Records to use

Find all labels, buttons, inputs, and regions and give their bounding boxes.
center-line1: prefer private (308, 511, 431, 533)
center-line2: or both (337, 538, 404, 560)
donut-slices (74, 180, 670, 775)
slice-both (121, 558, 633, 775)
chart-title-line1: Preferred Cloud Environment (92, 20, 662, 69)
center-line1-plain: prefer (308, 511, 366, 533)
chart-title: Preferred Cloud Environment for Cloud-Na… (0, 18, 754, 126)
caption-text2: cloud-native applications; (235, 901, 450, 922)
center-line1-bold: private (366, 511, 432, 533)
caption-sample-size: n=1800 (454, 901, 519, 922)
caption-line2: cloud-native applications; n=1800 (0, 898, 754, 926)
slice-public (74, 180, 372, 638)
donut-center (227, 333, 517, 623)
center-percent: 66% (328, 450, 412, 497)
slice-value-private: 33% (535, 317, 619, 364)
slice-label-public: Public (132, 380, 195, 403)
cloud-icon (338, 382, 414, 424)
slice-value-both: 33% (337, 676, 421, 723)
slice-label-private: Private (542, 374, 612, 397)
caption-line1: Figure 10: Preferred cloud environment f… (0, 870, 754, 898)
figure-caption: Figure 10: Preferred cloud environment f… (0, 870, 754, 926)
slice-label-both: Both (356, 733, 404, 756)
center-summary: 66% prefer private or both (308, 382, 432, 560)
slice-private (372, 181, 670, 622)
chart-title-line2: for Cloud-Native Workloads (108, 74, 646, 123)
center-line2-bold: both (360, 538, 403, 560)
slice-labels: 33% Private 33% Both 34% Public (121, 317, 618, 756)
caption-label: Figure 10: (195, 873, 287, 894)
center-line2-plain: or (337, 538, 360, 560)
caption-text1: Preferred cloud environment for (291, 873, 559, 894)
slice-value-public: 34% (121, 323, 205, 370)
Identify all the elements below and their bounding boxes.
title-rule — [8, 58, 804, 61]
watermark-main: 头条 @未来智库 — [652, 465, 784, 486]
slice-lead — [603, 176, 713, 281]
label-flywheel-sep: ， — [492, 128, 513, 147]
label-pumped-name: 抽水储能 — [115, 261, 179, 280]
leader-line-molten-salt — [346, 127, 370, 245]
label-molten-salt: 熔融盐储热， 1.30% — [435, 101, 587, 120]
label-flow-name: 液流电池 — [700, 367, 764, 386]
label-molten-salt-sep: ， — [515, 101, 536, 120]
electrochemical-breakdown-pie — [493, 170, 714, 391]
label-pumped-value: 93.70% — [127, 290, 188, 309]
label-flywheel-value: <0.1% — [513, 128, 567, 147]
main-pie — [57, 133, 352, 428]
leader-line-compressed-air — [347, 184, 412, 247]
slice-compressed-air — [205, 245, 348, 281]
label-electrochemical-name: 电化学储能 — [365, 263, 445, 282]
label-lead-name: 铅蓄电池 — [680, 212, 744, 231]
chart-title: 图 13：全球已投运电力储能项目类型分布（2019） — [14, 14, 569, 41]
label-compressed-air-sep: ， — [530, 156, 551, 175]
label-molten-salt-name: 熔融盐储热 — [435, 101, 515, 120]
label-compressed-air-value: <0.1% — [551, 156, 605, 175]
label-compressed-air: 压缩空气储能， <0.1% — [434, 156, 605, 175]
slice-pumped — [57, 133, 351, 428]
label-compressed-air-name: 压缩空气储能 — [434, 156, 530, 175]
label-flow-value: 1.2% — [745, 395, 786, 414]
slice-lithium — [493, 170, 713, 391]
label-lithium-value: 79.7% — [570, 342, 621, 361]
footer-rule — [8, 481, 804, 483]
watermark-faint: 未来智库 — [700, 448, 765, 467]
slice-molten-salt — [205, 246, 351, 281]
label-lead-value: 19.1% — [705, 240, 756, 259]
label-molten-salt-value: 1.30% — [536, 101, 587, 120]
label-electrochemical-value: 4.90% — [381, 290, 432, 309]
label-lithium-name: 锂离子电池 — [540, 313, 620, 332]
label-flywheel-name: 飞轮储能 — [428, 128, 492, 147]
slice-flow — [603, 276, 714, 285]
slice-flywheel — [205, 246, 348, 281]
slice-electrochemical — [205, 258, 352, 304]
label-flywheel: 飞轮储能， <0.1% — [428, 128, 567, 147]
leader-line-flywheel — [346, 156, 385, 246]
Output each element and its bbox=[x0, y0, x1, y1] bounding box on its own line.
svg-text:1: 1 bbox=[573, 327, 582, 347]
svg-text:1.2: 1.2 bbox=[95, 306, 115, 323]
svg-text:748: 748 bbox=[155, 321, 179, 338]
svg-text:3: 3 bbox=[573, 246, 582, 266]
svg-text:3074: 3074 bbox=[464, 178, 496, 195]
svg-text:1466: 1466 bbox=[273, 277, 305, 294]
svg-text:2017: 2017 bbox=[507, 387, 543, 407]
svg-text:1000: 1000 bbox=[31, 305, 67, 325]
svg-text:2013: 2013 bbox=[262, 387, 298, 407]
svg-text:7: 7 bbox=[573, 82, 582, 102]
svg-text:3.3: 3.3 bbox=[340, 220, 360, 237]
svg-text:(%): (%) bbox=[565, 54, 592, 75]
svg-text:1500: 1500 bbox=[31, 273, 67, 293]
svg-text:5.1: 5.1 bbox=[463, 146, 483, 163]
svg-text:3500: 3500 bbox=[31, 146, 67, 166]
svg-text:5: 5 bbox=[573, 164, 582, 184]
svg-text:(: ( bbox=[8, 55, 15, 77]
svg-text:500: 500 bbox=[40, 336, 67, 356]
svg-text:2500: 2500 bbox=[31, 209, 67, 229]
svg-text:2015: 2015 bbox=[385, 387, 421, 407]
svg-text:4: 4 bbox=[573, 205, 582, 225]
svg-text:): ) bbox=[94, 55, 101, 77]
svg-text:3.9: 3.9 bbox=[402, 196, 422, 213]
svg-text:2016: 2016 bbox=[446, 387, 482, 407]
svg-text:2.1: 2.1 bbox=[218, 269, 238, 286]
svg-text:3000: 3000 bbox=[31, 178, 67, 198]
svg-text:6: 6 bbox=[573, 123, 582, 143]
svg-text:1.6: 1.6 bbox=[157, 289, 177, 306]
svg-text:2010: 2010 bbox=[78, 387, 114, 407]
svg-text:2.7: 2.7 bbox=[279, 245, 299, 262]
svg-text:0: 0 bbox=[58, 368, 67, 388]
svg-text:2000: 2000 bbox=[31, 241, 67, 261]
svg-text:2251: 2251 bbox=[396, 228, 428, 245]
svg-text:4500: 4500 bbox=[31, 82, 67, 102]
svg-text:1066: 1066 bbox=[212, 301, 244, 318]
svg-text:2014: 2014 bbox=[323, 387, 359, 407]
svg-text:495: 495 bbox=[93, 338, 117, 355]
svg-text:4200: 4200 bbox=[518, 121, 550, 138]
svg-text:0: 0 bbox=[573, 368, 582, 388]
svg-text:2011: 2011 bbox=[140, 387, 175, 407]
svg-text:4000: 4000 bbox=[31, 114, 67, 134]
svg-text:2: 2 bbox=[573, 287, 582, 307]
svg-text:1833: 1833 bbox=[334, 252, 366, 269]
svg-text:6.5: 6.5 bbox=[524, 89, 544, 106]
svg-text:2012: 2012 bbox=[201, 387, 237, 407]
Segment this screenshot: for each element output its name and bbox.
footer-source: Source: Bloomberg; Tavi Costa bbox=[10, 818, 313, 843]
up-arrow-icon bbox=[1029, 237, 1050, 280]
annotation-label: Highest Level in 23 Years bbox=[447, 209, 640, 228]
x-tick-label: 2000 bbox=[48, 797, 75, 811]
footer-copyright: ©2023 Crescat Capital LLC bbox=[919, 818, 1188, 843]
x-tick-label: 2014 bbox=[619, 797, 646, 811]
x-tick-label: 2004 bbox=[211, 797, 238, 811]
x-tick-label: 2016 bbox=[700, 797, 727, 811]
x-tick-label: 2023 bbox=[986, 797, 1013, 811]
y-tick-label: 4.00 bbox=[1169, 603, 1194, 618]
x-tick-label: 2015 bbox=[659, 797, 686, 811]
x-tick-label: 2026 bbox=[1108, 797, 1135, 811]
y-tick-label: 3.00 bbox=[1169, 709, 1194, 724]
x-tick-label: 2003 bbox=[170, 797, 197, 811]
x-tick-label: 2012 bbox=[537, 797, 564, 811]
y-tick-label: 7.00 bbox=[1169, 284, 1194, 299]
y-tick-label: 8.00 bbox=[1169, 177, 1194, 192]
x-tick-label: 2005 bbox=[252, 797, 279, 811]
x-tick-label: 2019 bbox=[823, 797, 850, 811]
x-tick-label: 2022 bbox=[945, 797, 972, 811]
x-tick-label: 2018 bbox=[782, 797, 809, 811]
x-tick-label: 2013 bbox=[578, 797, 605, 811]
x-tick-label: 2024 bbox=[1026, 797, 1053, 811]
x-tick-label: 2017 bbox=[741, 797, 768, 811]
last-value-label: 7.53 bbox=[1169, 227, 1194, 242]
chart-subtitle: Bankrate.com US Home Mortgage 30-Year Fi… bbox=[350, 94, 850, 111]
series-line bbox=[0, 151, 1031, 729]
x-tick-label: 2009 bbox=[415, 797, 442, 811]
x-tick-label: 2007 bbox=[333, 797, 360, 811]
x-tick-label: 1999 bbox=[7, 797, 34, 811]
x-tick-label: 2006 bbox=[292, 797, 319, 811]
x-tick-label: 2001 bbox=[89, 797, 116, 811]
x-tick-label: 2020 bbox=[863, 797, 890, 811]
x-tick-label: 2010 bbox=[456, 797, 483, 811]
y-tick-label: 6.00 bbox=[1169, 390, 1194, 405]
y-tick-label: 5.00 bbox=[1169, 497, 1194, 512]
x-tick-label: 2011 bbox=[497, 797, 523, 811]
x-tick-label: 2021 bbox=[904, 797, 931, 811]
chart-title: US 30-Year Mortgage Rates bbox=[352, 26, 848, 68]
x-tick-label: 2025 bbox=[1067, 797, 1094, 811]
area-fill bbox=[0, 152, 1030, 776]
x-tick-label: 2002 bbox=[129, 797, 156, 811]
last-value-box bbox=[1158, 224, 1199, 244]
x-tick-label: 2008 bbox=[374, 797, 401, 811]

Problem statement
Substitute "ring-center" for "donut-center" in the records from their start through the line containing "caption-line1: Figure 10: Preferred", and give those lines again with nothing else changed.

The solution
Find all labels, buttons, inputs, and regions and give their bounding boxes.
center-line1: prefer private (308, 511, 431, 533)
center-line2: or both (337, 538, 404, 560)
donut-slices (74, 180, 670, 775)
slice-both (121, 558, 633, 775)
chart-title-line1: Preferred Cloud Environment (92, 20, 662, 69)
center-line1-plain: prefer (308, 511, 366, 533)
chart-title: Preferred Cloud Environment for Cloud-Na… (0, 18, 754, 126)
caption-text2: cloud-native applications; (235, 901, 450, 922)
center-line1-bold: private (366, 511, 432, 533)
caption-sample-size: n=1800 (454, 901, 519, 922)
caption-line2: cloud-native applications; n=1800 (0, 898, 754, 926)
slice-public (74, 180, 372, 638)
ring-center (227, 333, 517, 623)
center-percent: 66% (328, 450, 412, 497)
slice-value-private: 33% (535, 317, 619, 364)
slice-label-public: Public (132, 380, 195, 403)
cloud-icon (338, 382, 414, 424)
slice-value-both: 33% (337, 676, 421, 723)
slice-label-private: Private (542, 374, 612, 397)
caption-line1: Figure 10: Preferred cloud environment f… (0, 870, 754, 898)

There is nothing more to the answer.